[Begin]

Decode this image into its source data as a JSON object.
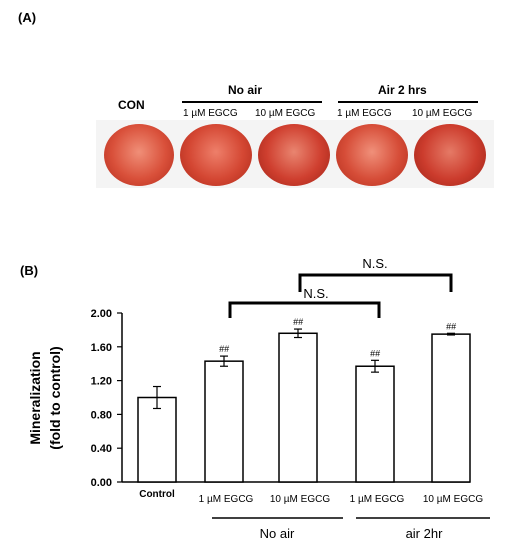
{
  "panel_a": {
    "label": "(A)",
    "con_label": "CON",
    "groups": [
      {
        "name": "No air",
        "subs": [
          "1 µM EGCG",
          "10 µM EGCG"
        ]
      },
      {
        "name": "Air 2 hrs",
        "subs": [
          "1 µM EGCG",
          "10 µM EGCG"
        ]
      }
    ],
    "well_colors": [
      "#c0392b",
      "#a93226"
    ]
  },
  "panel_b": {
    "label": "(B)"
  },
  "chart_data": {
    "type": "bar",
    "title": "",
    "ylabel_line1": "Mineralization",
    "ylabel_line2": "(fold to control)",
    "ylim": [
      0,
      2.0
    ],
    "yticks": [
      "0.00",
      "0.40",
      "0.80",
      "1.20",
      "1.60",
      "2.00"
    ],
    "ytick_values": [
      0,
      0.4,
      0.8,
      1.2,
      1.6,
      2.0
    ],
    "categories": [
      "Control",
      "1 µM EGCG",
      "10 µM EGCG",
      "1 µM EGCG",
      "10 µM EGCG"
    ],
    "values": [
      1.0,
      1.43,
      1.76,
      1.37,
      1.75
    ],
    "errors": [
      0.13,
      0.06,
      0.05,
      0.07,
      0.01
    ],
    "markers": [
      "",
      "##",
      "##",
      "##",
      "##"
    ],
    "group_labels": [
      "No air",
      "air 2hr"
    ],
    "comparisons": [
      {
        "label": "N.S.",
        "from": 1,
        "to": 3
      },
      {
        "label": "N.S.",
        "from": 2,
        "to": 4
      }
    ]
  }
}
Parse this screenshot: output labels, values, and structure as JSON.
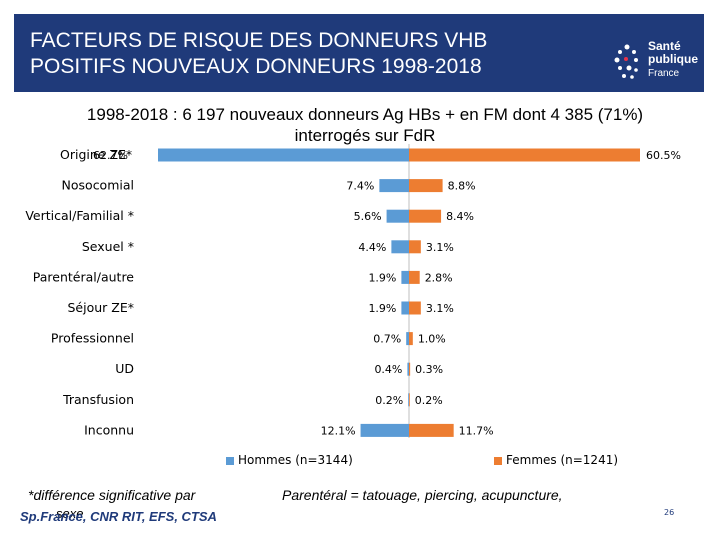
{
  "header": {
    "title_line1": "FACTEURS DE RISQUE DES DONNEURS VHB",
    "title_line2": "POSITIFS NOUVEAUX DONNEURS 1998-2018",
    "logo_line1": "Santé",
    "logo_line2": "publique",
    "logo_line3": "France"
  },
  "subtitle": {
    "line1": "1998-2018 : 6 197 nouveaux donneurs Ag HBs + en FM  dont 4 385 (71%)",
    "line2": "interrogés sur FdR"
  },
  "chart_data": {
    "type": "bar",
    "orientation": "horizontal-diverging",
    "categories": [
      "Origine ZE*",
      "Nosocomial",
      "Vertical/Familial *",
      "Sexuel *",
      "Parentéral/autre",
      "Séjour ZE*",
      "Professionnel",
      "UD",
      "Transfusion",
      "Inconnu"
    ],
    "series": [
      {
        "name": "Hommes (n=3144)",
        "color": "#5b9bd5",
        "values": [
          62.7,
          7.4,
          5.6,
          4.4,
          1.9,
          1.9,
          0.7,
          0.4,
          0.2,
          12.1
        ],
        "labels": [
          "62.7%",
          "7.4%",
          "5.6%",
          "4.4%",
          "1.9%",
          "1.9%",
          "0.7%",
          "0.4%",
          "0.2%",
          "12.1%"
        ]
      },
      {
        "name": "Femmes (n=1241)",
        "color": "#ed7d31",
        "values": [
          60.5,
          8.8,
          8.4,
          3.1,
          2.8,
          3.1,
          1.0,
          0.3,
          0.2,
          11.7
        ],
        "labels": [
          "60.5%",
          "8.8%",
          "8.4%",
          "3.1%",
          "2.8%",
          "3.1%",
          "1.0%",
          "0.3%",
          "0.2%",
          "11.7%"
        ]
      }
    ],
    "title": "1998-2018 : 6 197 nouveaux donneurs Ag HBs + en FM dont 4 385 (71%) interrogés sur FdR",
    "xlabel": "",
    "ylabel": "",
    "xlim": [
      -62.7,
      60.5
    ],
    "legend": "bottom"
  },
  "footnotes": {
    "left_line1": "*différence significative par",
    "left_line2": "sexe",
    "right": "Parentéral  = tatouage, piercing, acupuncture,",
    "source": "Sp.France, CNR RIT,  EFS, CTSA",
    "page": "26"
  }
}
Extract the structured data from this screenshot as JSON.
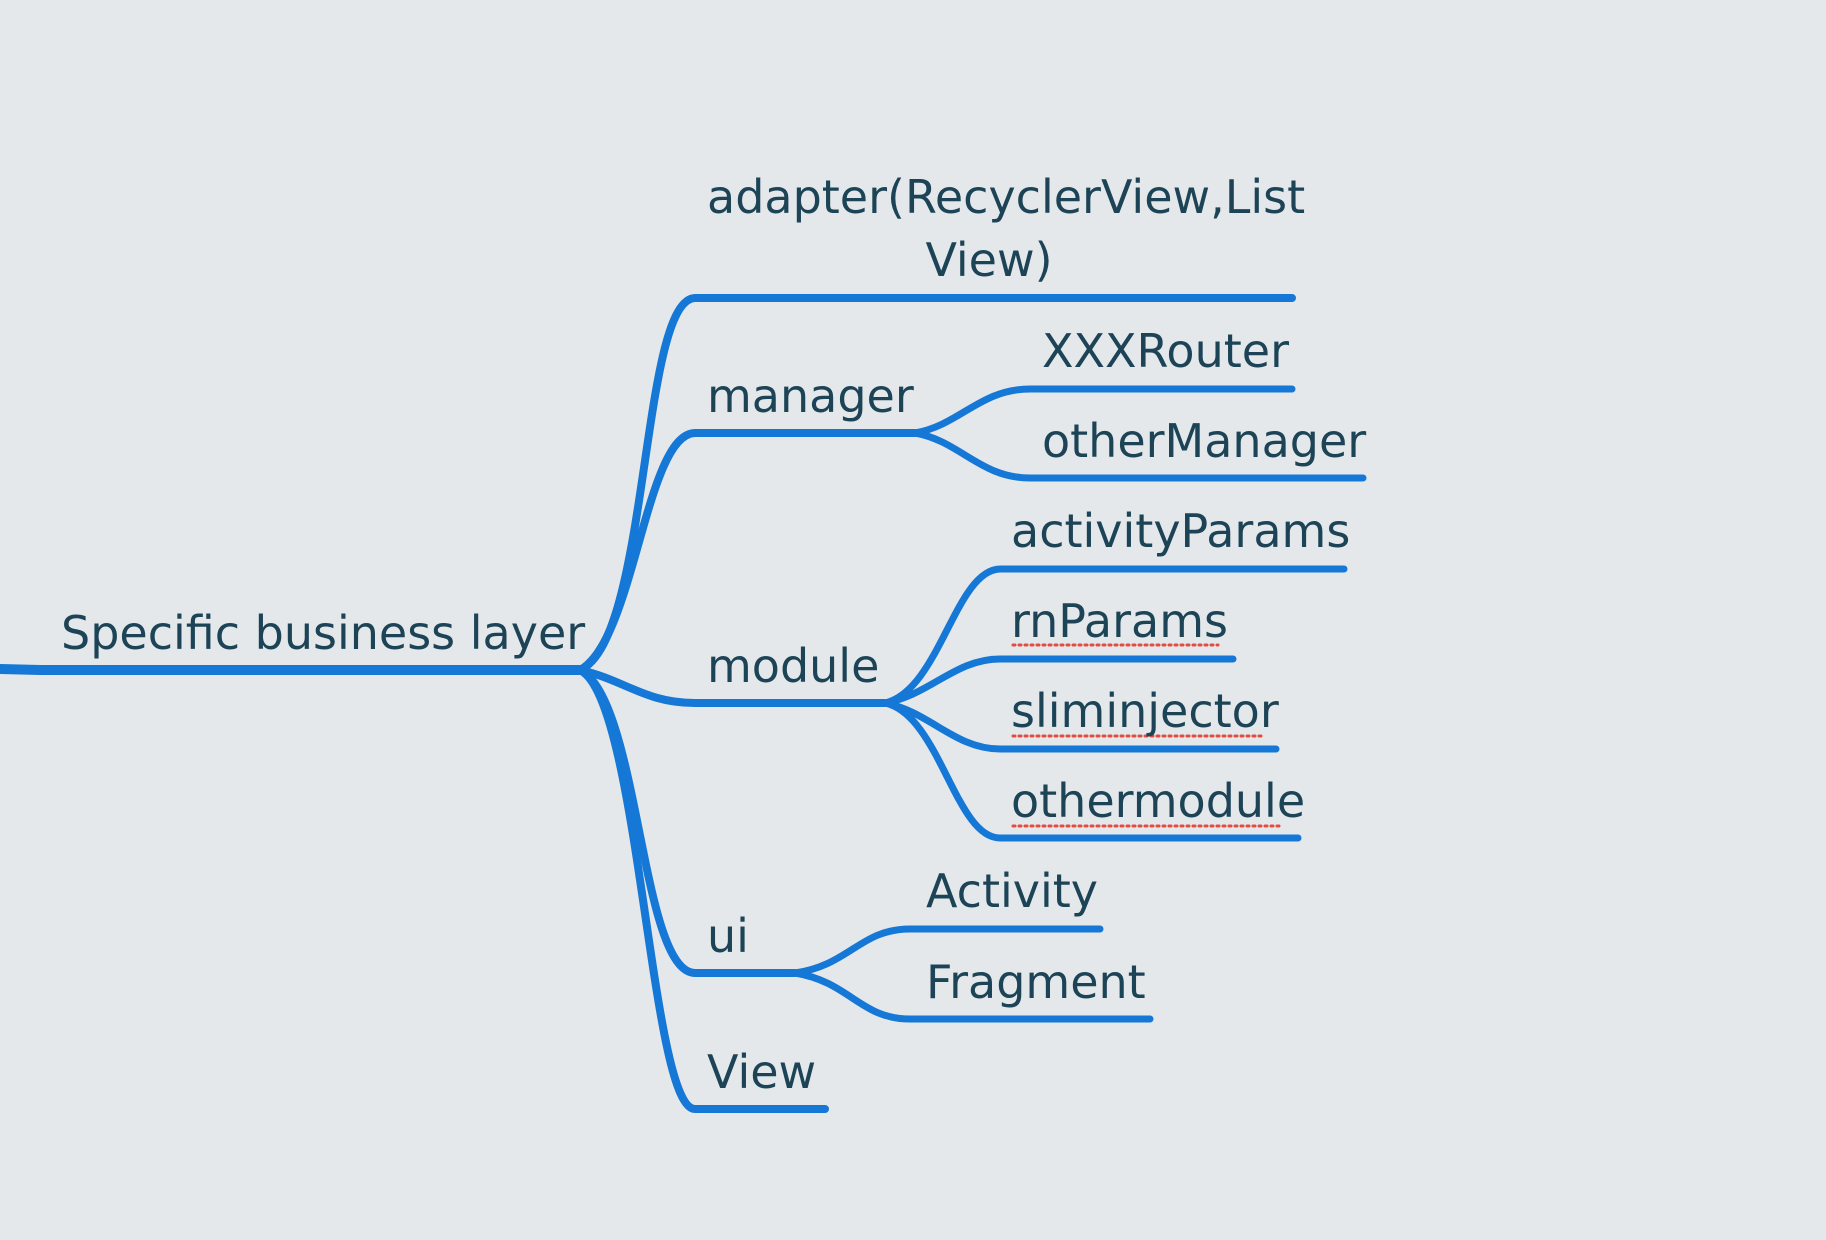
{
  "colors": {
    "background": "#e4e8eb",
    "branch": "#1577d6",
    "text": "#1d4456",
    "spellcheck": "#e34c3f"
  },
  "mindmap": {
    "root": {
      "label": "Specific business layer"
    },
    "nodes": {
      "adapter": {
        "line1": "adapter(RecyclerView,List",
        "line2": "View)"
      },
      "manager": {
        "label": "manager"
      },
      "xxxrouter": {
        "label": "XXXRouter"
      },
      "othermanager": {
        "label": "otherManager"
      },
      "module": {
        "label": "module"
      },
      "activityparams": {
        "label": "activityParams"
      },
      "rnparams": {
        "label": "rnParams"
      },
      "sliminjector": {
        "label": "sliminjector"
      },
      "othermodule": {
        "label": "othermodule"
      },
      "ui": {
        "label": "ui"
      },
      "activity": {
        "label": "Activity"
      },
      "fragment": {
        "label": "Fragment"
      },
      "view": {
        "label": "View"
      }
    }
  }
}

[End]

Exercise details: Print the records word for word and exclude any picture they hold.

Solution for this task:
Decode this image into its source data as a JSON object.
{
  "panel_a": {
    "label": "(A)",
    "con_label": "CON",
    "groups": [
      {
        "name": "No air",
        "subs": [
          "1 µM EGCG",
          "10 µM EGCG"
        ]
      },
      {
        "name": "Air 2 hrs",
        "subs": [
          "1 µM EGCG",
          "10 µM EGCG"
        ]
      }
    ],
    "well_colors": [
      "#c0392b",
      "#a93226"
    ]
  },
  "panel_b": {
    "label": "(B)"
  },
  "chart_data": {
    "type": "bar",
    "title": "",
    "ylabel_line1": "Mineralization",
    "ylabel_line2": "(fold to control)",
    "ylim": [
      0,
      2.0
    ],
    "yticks": [
      "0.00",
      "0.40",
      "0.80",
      "1.20",
      "1.60",
      "2.00"
    ],
    "ytick_values": [
      0,
      0.4,
      0.8,
      1.2,
      1.6,
      2.0
    ],
    "categories": [
      "Control",
      "1 µM EGCG",
      "10 µM EGCG",
      "1 µM EGCG",
      "10 µM EGCG"
    ],
    "values": [
      1.0,
      1.43,
      1.76,
      1.37,
      1.75
    ],
    "errors": [
      0.13,
      0.06,
      0.05,
      0.07,
      0.01
    ],
    "markers": [
      "",
      "##",
      "##",
      "##",
      "##"
    ],
    "group_labels": [
      "No air",
      "air 2hr"
    ],
    "comparisons": [
      {
        "label": "N.S.",
        "from": 1,
        "to": 3
      },
      {
        "label": "N.S.",
        "from": 2,
        "to": 4
      }
    ]
  }
}
Parse this screenshot: output labels, values, and structure as JSON.
{
  "header": {
    "title_line1": "FACTEURS DE RISQUE DES DONNEURS VHB",
    "title_line2": "POSITIFS NOUVEAUX DONNEURS 1998-2018",
    "logo_line1": "Santé",
    "logo_line2": "publique",
    "logo_line3": "France"
  },
  "subtitle": {
    "line1": "1998-2018 : 6 197 nouveaux donneurs Ag HBs + en FM  dont 4 385 (71%)",
    "line2": "interrogés sur FdR"
  },
  "chart_data": {
    "type": "bar",
    "orientation": "horizontal-diverging",
    "categories": [
      "Origine ZE*",
      "Nosocomial",
      "Vertical/Familial *",
      "Sexuel *",
      "Parentéral/autre",
      "Séjour ZE*",
      "Professionnel",
      "UD",
      "Transfusion",
      "Inconnu"
    ],
    "series": [
      {
        "name": "Hommes (n=3144)",
        "color": "#5b9bd5",
        "values": [
          62.7,
          7.4,
          5.6,
          4.4,
          1.9,
          1.9,
          0.7,
          0.4,
          0.2,
          12.1
        ],
        "labels": [
          "62.7%",
          "7.4%",
          "5.6%",
          "4.4%",
          "1.9%",
          "1.9%",
          "0.7%",
          "0.4%",
          "0.2%",
          "12.1%"
        ]
      },
      {
        "name": "Femmes (n=1241)",
        "color": "#ed7d31",
        "values": [
          60.5,
          8.8,
          8.4,
          3.1,
          2.8,
          3.1,
          1.0,
          0.3,
          0.2,
          11.7
        ],
        "labels": [
          "60.5%",
          "8.8%",
          "8.4%",
          "3.1%",
          "2.8%",
          "3.1%",
          "1.0%",
          "0.3%",
          "0.2%",
          "11.7%"
        ]
      }
    ],
    "title": "1998-2018 : 6 197 nouveaux donneurs Ag HBs + en FM dont 4 385 (71%) interrogés sur FdR",
    "xlabel": "",
    "ylabel": "",
    "xlim": [
      -62.7,
      60.5
    ],
    "legend": "bottom"
  },
  "footnotes": {
    "left_line1": "*différence significative par",
    "left_line2": "sexe",
    "right": "Parentéral  = tatouage, piercing, acupuncture,",
    "source": "Sp.France, CNR RIT,  EFS, CTSA",
    "page": "26"
  }
}
Extract the structured data from this screenshot as JSON.
{
  "colors": {
    "background": "#e4e8eb",
    "branch": "#1577d6",
    "text": "#1d4456",
    "spellcheck": "#e34c3f"
  },
  "mindmap": {
    "root": {
      "label": "Specific business layer"
    },
    "nodes": {
      "adapter": {
        "line1": "adapter(RecyclerView,List",
        "line2": "View)"
      },
      "manager": {
        "label": "manager"
      },
      "xxxrouter": {
        "label": "XXXRouter"
      },
      "othermanager": {
        "label": "otherManager"
      },
      "module": {
        "label": "module"
      },
      "activityparams": {
        "label": "activityParams"
      },
      "rnparams": {
        "label": "rnParams"
      },
      "sliminjector": {
        "label": "sliminjector"
      },
      "othermodule": {
        "label": "othermodule"
      },
      "ui": {
        "label": "ui"
      },
      "activity": {
        "label": "Activity"
      },
      "fragment": {
        "label": "Fragment"
      },
      "view": {
        "label": "View"
      }
    }
  }
}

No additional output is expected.